Dataset entries:
--------------------------------

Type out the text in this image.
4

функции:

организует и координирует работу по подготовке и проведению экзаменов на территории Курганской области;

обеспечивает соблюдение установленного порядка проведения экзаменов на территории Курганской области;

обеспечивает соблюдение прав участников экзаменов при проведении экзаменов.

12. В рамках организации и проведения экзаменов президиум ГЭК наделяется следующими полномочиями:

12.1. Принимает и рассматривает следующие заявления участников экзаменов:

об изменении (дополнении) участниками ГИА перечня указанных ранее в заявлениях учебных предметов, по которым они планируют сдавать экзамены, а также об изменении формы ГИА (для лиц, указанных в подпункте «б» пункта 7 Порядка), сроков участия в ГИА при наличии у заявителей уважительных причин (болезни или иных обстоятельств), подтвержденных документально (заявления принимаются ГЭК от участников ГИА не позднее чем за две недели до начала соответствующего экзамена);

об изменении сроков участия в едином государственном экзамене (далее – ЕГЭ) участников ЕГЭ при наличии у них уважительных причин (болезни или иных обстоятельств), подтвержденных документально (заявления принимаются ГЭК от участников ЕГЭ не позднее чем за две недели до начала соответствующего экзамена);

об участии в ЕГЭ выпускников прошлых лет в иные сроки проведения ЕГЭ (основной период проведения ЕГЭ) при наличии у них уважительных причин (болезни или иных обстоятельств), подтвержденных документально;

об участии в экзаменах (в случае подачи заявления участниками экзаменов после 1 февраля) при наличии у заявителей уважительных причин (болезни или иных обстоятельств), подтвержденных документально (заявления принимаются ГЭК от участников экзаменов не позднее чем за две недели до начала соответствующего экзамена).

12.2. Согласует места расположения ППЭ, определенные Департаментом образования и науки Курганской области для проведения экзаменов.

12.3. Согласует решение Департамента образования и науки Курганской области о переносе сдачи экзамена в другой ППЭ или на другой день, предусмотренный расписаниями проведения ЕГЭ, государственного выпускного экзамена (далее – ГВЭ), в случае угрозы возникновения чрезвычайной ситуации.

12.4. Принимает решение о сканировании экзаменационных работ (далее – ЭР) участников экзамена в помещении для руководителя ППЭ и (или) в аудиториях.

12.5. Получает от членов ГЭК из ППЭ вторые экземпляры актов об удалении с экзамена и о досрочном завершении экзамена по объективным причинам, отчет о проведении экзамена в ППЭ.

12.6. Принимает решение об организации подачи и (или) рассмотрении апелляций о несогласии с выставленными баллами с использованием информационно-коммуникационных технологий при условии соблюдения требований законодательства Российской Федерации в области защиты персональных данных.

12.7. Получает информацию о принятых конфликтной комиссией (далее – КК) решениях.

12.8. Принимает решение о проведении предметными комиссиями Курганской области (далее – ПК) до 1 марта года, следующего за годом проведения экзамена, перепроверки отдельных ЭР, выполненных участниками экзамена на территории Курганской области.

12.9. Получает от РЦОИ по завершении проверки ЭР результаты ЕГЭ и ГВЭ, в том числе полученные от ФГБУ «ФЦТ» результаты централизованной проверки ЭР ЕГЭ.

--------------------------------

Requirements:
Report back each line of the entries that holds the string "образования".

Solution for this problem:
12.2. Согласует места расположения ППЭ, определенные Департаментом образования и науки Курганской области для проведения экзаменов.
12.3. Согласует решение Департамента образования и науки Курганской области о переносе сдачи экзамена в другой ППЭ или на другой день, предусмотренный расписаниями проведения ЕГЭ, государственного выпускного экзамена (далее – ГВЭ), в случае угрозы возникновения чрезвычайной ситуации.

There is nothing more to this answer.